Work to complete –
Continue the letter about stock photography and taking out a loan for camera gear, starting right after "Don't do it, don't do it, don't do it."

I got this email yesterday, and I’m quoting it here in full with only a few edits to protect the identity of the one who sent it:
What do you know and think about stock photography, and which stock photography company would you recommend using? Really any information you have about stock photography will help.
I’m seriously thinking about taking out a loan and upgrading from my Canon 30D to a Canon 5D II, and adding a few L series lenses (the 30D isn’t meeting my expectations any more). But before I do, I want to ask you and a few others to reassure my wife that it will help support us.
Sincerely – Taking Stock, Podunk, WA
So. You know I’m about to launch into a sermon, don’t you? This week we’re talking about issues relevant to the VisionMongers out there. Today’s your pep talk about money, specifically debt. Here is a much-expanded version of my reply.
Dear Taking Stock,
First of all, it’s quite a coincidence but my buddy Gavin Gough is writing an eBook right now called Taking Stock, Vol I and it’s about this very thing. It’ll be released, along with Vol.02 under the Craft&Vision banner and I’ll announce it loud and clear when it’s out. And there’s a little bit about stock in VisionMongers itself. So, let me address the two very separate issues you’ve asked about.
One. Stock. I make a few thousand every now and then on stock. I don’t pursue it and I think those that do need to treat it very specifically as its own market. You need to study it, shoot specifically for it, and spend as much time maintaining your relationships with the clients as any other vocational photographer. If you want to make good money at it, you need think of it like a job and work at it; it is not a hobby.
Two. Loans. This is one I get really fired up about. Don’t do it. Don’t do it, don’t do it, don’t do it.

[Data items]
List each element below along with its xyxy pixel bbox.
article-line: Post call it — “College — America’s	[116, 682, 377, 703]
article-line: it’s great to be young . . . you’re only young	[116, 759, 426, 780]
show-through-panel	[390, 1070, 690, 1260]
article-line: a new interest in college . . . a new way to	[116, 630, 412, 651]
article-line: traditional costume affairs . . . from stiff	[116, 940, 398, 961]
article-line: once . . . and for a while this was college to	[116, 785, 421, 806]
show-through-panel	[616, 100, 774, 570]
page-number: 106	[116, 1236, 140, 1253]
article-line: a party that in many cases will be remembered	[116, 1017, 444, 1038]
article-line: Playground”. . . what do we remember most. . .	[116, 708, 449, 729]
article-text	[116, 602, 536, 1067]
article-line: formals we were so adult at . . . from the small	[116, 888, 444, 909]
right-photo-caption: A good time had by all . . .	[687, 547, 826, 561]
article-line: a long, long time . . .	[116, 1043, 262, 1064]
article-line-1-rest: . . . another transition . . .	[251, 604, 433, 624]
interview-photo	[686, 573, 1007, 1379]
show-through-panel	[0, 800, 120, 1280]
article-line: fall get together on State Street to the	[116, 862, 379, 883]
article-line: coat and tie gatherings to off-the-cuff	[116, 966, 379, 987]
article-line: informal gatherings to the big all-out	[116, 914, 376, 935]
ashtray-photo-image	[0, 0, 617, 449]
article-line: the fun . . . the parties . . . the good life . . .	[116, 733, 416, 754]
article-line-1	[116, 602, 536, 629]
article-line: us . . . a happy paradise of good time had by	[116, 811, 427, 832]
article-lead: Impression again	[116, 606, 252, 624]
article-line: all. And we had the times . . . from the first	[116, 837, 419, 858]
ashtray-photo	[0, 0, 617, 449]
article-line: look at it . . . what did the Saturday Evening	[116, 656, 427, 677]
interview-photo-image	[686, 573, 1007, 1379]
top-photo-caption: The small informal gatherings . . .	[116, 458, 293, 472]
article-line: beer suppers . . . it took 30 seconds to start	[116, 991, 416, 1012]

Expected answer –
Yes, there is a time and a place for loans and leasing. When you are buying a proven asset – something that will make you money – then a loan is sometimes a good idea. When you are buying a liability, it is not usually a good idea. In your case, the camera and new lenses might be either. Only you can answer that. But I doubt you can answer it from where you sit right now. You’re gambling. You have a camera. You aren’t currently making money in stock. If you’re looking for a confederate to gang up on your wife, I’m the wrong guy. Listen to your wife.
I’ve been there. I know the allure of the gear and the siren-call of newer, shinier, and better. I know the way that little gear gremlin whispers in your ear, saying things like, “if you had that new camera you’d make more money.” Bologna. If you aren’t making money with the 30D or D90, then you aren’t going to magically make money when the new camera arrives. What you need to do is go out and make a pile of money with the images you have now, or go shoot new images and sell them, but the new camera is very unlikely to help. If you can’t afford to pay for the new camera and lenses with cash, you simply can’t afford them.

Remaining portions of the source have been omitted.